(The exercise): Copy out each line of the data holding "into".

========================================================================

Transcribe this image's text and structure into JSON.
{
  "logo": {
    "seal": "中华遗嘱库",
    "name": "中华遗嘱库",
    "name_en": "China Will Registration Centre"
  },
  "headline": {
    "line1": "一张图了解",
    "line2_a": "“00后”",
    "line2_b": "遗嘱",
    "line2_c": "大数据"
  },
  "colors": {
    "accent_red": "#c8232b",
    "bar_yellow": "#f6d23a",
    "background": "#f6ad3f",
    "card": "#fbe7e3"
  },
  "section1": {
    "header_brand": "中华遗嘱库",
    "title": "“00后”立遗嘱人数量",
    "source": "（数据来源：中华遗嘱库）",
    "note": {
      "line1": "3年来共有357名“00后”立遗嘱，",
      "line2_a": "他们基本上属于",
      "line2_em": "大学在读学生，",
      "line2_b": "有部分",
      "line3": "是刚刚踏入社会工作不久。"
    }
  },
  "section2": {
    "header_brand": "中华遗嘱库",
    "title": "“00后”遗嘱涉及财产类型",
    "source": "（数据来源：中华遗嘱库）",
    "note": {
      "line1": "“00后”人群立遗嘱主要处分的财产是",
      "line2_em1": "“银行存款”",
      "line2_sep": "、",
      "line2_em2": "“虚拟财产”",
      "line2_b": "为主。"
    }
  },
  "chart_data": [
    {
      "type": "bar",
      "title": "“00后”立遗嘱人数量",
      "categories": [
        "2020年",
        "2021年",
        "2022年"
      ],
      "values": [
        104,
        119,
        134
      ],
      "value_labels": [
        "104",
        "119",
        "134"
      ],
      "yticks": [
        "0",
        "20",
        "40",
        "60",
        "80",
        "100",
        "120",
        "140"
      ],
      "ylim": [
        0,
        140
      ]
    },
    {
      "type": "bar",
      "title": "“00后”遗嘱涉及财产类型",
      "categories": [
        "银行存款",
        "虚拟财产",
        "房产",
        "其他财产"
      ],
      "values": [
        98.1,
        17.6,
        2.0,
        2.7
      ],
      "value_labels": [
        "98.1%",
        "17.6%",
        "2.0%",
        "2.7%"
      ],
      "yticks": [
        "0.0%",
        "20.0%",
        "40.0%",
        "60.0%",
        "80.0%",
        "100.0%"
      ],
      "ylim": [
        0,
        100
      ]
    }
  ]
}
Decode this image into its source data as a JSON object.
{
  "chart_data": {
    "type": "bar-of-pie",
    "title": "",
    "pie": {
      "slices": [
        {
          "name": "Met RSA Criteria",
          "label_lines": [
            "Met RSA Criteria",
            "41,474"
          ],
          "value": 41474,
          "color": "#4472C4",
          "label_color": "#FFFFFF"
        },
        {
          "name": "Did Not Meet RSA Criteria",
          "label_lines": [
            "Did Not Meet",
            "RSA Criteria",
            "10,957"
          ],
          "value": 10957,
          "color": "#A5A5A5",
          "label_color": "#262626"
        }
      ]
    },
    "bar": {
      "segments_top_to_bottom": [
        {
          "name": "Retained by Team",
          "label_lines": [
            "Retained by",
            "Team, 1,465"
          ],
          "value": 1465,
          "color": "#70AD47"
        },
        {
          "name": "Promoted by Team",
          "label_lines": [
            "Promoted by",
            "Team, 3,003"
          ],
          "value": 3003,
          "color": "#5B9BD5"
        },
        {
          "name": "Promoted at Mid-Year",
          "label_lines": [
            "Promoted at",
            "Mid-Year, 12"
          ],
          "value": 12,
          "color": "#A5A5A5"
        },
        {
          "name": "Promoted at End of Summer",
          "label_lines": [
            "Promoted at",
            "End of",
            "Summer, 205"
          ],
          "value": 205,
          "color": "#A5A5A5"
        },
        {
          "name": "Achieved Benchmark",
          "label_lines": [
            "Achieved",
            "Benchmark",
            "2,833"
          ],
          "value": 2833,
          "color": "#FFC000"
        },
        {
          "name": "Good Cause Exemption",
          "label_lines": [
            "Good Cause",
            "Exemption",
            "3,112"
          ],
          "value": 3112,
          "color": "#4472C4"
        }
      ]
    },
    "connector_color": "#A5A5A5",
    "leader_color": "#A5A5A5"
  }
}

========================================================================

(Solution to this problem):
Transcribe this image's text and structure into JSON.
Decode this image into its source data as a JSON object.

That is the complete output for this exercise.